Pick out every line in the data below that holds "Guest".

>> Start Information provided

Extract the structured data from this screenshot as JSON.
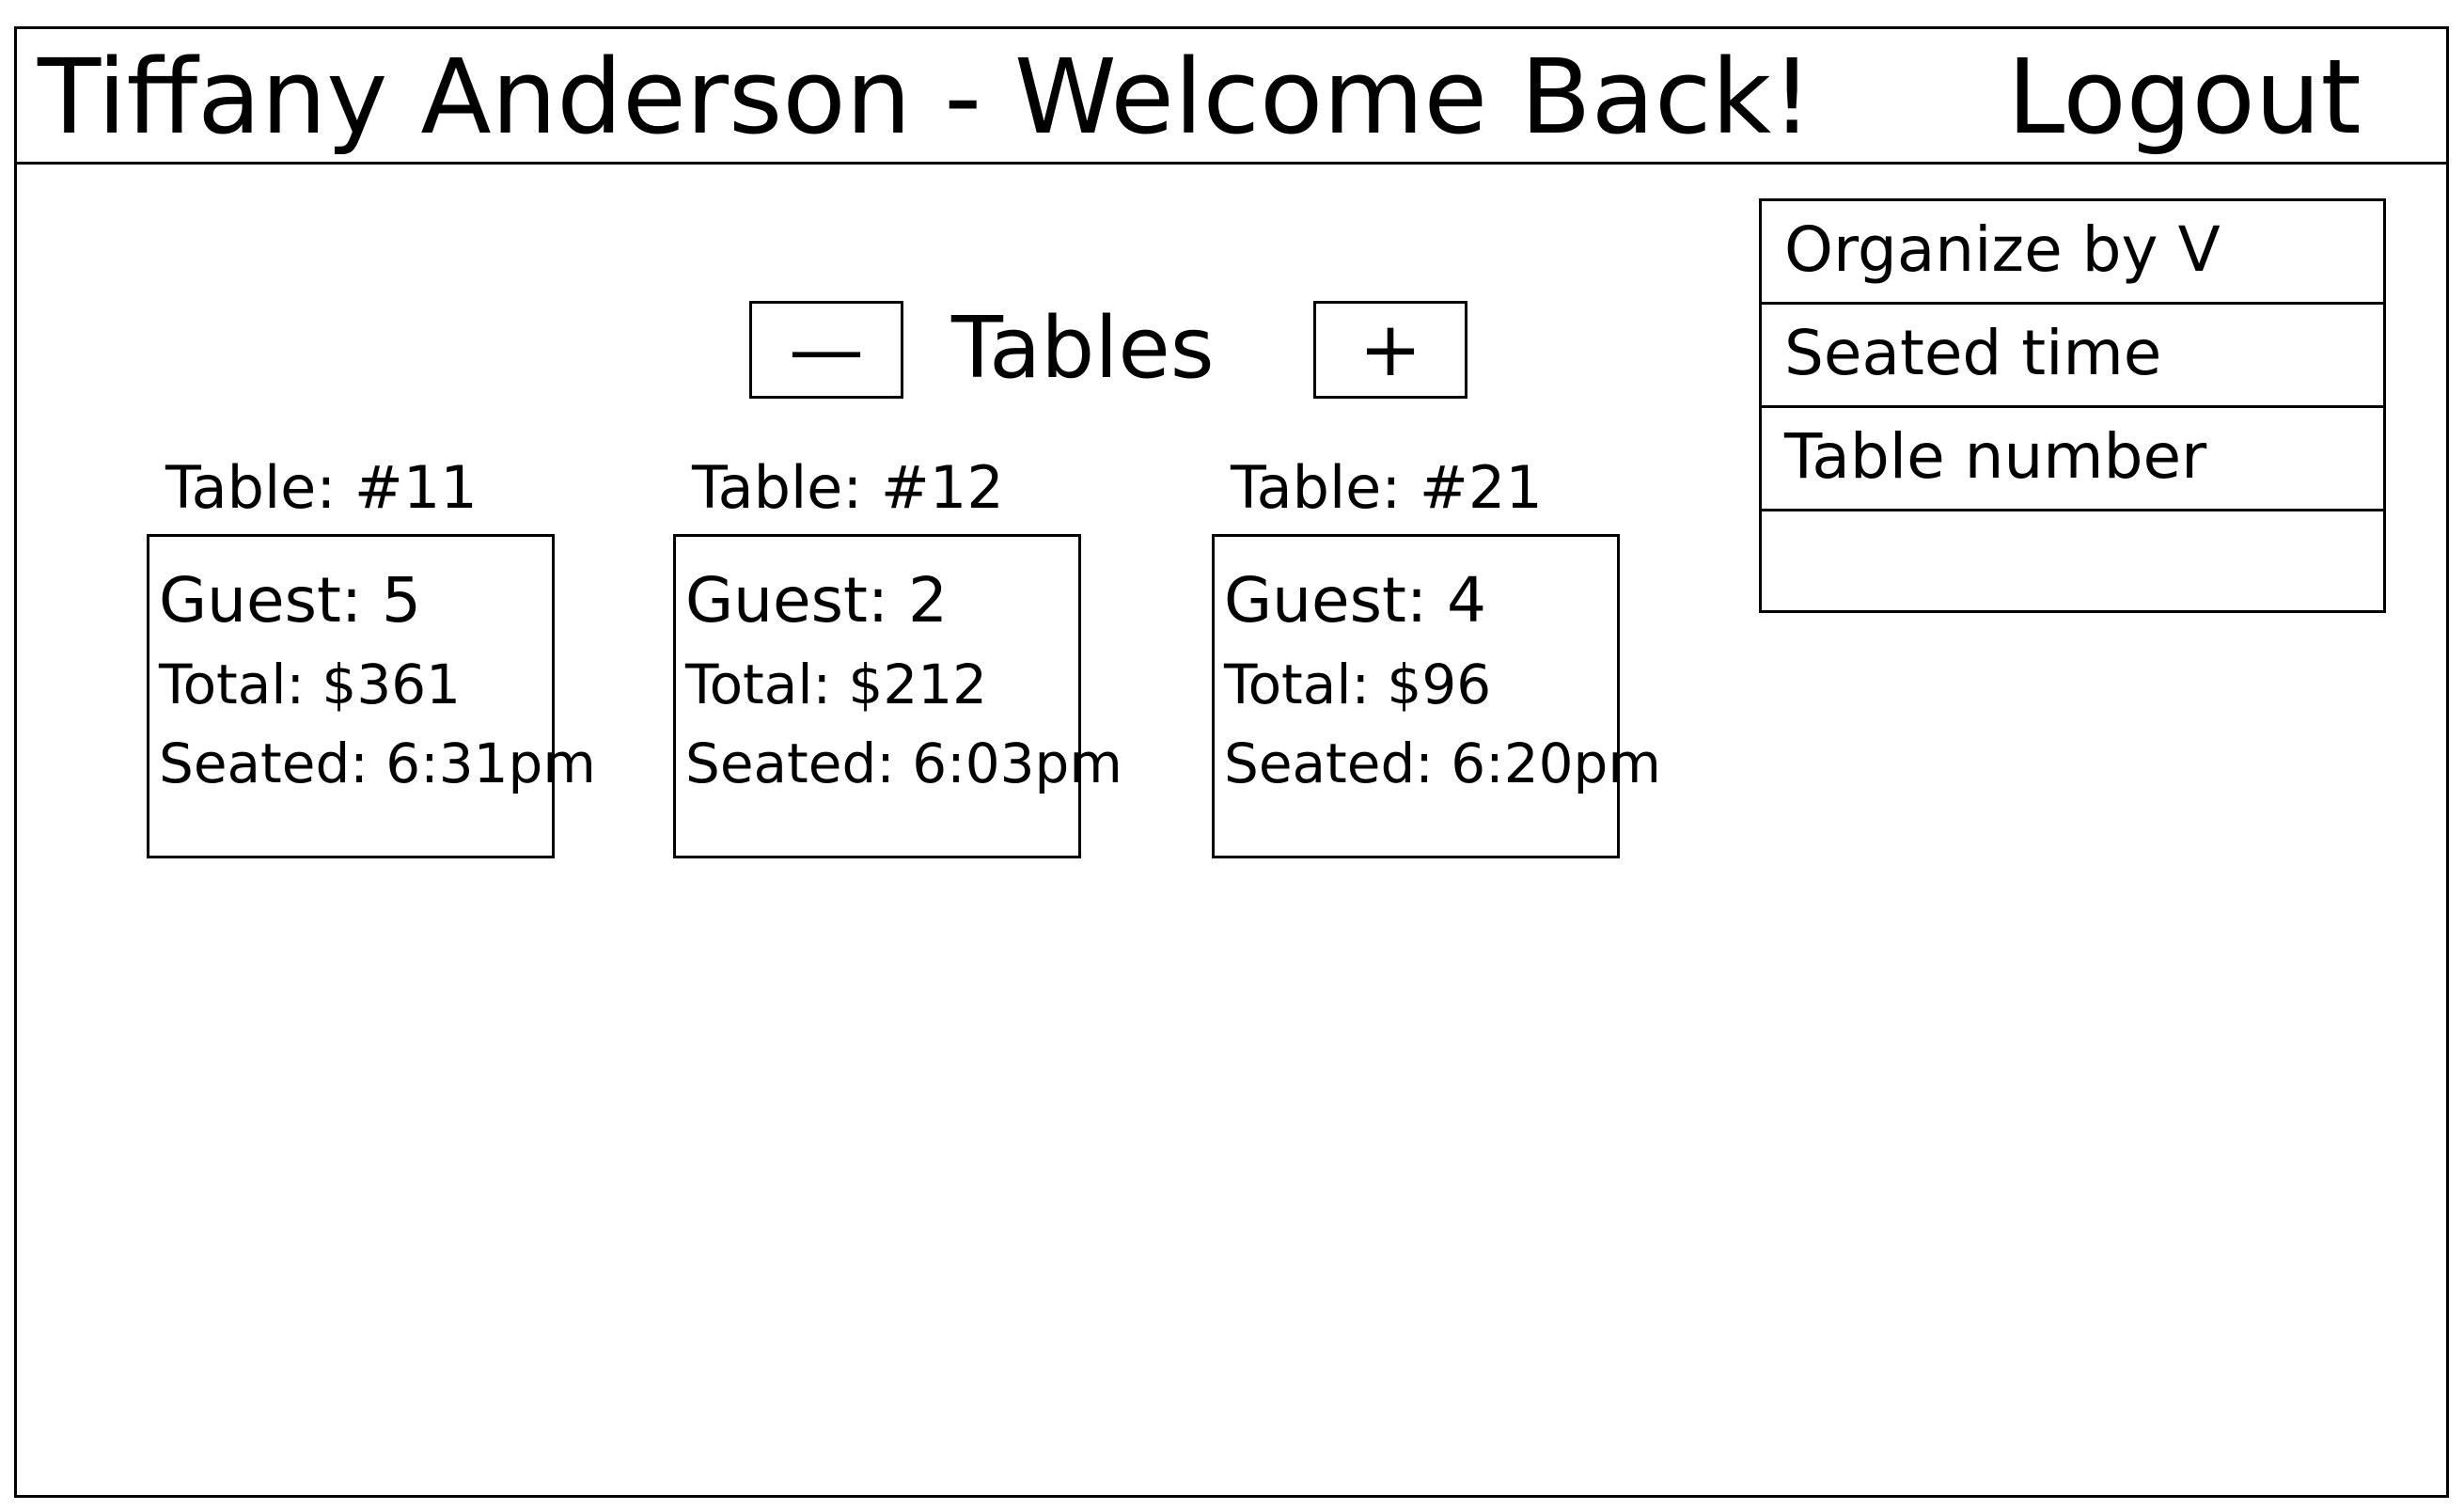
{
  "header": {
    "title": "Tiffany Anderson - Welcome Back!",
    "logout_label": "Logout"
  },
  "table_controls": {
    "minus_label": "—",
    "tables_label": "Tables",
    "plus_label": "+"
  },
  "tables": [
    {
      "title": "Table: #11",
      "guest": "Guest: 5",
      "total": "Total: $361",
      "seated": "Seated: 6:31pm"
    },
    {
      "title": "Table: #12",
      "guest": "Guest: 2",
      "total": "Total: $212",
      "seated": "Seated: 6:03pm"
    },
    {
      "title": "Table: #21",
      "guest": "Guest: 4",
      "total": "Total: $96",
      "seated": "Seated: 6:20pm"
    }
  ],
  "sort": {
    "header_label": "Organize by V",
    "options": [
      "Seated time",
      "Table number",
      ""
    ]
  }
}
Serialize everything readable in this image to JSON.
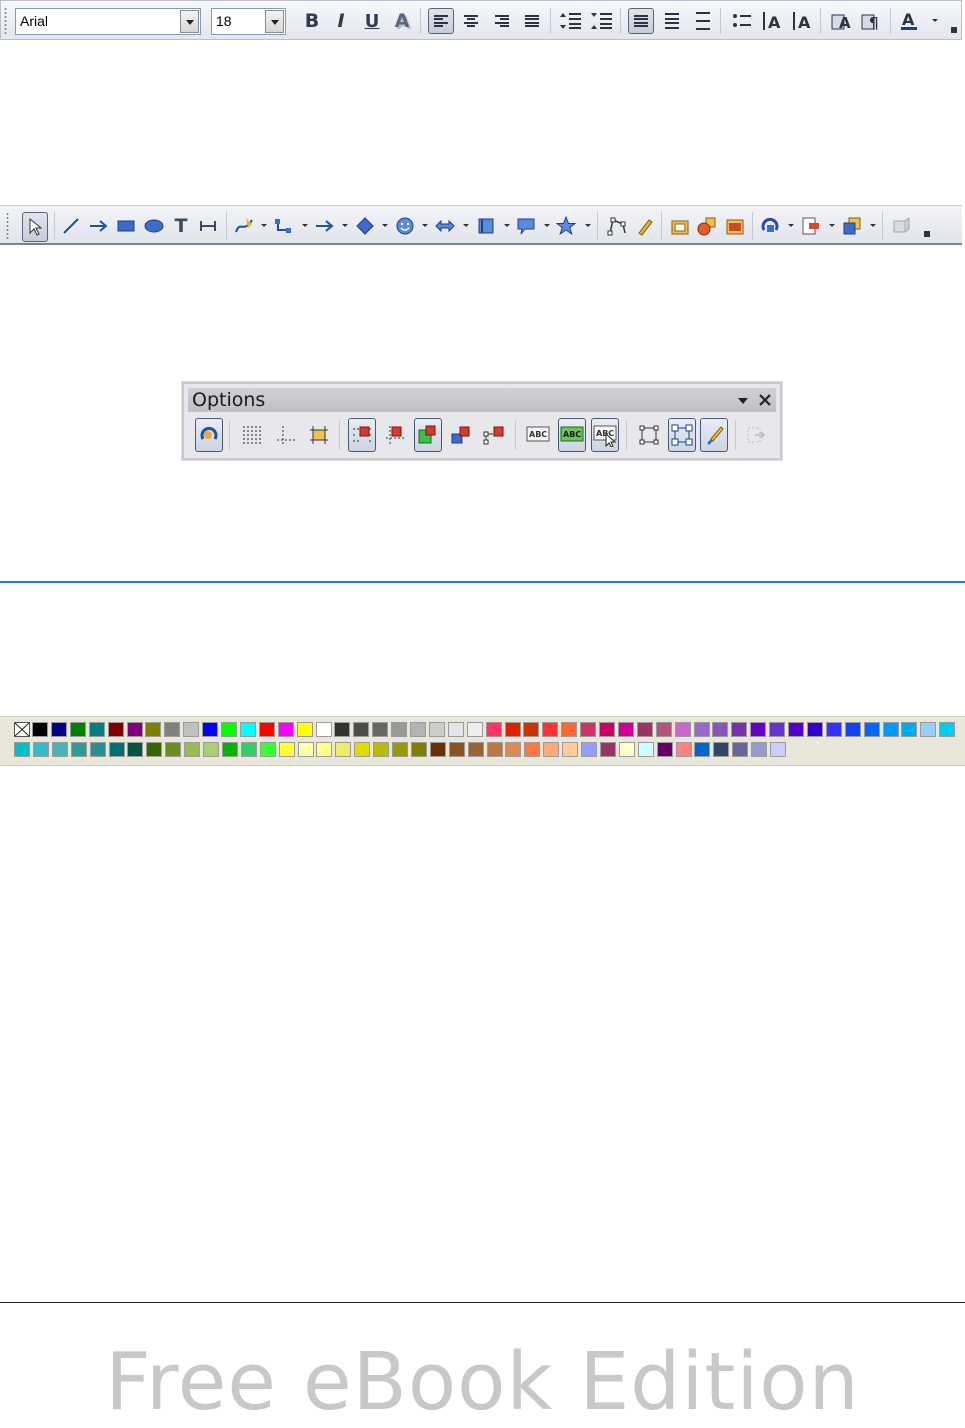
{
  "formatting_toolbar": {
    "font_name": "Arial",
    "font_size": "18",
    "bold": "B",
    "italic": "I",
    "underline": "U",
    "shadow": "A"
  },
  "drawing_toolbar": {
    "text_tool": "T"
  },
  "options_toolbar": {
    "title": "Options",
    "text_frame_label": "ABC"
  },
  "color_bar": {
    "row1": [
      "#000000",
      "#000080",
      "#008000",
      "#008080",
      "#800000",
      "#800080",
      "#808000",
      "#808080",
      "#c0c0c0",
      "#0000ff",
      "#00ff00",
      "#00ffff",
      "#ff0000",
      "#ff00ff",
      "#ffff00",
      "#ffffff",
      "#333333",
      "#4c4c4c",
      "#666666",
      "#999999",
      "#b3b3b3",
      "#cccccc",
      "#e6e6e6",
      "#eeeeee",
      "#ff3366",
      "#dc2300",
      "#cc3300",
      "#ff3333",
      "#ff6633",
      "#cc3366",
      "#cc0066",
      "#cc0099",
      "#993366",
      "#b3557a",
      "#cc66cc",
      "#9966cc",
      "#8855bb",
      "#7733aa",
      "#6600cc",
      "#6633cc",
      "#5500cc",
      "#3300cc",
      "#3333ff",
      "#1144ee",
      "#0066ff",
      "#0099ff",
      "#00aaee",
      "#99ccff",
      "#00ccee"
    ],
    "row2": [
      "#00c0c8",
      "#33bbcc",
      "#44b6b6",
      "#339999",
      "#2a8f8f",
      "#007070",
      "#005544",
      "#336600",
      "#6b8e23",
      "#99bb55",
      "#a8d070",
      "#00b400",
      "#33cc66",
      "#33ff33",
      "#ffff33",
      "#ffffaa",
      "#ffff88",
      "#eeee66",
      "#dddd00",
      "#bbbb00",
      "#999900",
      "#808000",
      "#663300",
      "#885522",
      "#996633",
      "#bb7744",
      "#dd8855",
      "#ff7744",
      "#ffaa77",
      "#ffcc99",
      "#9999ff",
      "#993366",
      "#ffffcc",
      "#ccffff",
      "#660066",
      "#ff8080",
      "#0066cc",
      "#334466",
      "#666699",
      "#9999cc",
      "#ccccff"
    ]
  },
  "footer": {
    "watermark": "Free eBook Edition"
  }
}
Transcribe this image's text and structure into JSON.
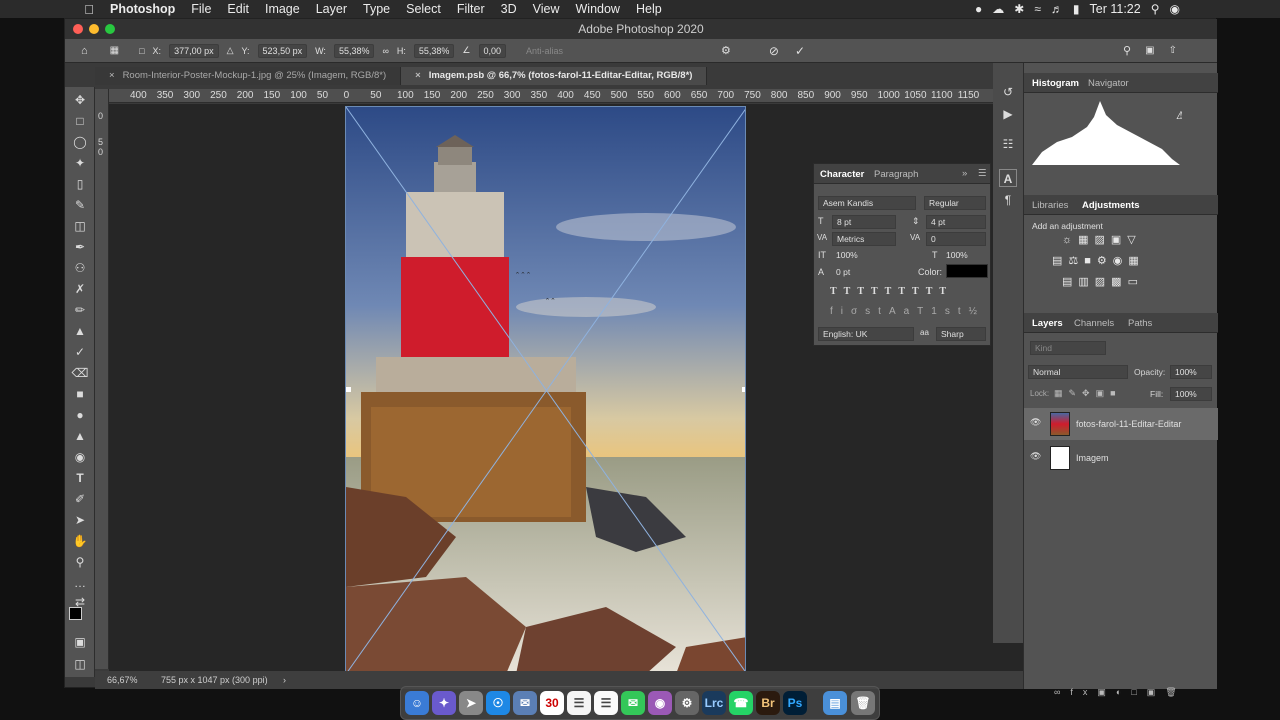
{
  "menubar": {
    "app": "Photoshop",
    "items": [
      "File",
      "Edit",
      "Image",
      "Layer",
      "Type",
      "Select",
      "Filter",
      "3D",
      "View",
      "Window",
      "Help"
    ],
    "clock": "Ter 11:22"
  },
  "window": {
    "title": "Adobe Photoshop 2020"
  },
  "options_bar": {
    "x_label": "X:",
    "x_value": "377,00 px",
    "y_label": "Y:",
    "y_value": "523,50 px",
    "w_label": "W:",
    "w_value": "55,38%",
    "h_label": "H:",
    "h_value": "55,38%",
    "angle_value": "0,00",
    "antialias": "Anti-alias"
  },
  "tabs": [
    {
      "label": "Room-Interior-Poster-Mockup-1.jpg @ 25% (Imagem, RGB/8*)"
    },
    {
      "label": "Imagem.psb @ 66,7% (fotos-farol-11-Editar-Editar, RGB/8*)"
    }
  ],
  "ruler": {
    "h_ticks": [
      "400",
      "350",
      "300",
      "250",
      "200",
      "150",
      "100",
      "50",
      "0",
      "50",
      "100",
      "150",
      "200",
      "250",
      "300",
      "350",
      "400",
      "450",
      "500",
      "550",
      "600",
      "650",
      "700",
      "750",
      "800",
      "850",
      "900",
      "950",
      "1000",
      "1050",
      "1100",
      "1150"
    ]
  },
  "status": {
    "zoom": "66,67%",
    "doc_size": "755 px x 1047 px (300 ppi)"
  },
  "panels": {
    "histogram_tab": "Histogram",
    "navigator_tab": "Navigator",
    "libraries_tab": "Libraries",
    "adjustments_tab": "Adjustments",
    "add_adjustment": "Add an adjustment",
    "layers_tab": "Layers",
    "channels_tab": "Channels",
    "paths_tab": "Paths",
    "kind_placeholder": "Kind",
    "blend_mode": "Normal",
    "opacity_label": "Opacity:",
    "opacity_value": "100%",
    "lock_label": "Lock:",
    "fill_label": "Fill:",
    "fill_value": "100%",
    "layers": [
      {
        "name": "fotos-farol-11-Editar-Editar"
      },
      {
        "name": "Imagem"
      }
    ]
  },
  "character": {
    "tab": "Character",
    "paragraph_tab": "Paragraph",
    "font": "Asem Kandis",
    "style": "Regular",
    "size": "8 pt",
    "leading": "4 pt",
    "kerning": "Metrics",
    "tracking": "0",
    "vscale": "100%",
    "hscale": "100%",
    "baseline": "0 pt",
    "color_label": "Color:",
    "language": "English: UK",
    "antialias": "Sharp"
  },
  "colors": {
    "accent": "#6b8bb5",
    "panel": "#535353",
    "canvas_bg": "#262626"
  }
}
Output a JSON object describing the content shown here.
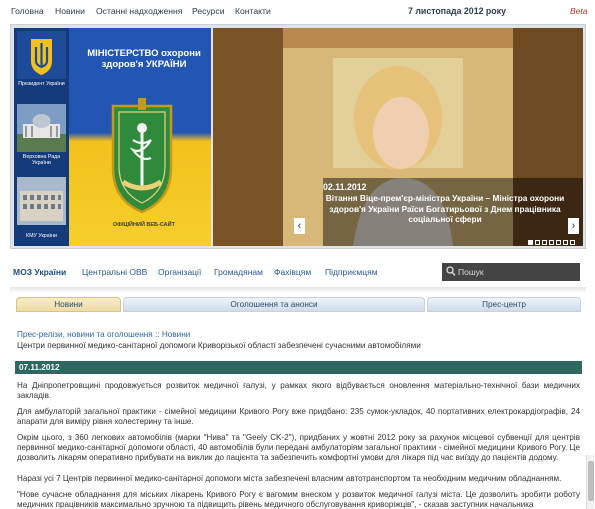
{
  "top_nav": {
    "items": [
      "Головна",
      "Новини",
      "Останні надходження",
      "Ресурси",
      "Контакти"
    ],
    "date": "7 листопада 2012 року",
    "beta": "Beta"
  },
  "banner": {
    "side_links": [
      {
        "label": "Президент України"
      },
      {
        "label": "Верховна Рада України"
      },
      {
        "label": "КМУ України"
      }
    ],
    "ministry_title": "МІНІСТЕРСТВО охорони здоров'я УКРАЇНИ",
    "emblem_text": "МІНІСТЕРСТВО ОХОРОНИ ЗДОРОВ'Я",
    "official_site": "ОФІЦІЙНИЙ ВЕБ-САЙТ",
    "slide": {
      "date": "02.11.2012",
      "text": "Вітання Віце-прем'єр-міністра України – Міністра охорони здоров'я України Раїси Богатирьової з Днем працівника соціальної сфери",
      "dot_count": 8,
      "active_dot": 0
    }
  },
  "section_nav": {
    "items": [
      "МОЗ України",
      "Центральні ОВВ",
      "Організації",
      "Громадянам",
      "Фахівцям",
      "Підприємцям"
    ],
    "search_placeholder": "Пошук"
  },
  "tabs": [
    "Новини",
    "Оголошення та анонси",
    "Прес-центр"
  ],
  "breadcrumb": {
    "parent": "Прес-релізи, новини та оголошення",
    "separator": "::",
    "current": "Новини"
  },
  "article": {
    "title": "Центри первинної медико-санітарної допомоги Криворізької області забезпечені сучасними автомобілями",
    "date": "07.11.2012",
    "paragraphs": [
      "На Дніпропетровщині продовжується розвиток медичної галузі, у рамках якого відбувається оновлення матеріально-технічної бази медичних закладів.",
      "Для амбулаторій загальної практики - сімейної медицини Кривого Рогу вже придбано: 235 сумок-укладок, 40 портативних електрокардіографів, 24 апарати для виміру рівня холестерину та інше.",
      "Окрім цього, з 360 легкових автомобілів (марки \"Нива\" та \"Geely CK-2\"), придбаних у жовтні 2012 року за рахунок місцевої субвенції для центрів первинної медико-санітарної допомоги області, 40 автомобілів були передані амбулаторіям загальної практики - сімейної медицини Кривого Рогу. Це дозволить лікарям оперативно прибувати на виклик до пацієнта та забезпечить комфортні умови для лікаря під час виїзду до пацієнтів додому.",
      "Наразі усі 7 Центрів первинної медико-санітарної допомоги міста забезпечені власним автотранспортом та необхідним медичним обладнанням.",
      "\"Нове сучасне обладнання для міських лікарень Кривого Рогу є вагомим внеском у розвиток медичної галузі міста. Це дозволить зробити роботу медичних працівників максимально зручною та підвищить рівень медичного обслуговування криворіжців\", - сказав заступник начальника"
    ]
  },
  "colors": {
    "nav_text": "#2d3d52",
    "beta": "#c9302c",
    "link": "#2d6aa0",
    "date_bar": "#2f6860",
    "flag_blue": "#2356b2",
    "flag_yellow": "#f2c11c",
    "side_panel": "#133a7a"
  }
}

>> End Information provided

§ Written response:
      "guest": "Guest: 5",
      "guest": "Guest: 2",
      "guest": "Guest: 4",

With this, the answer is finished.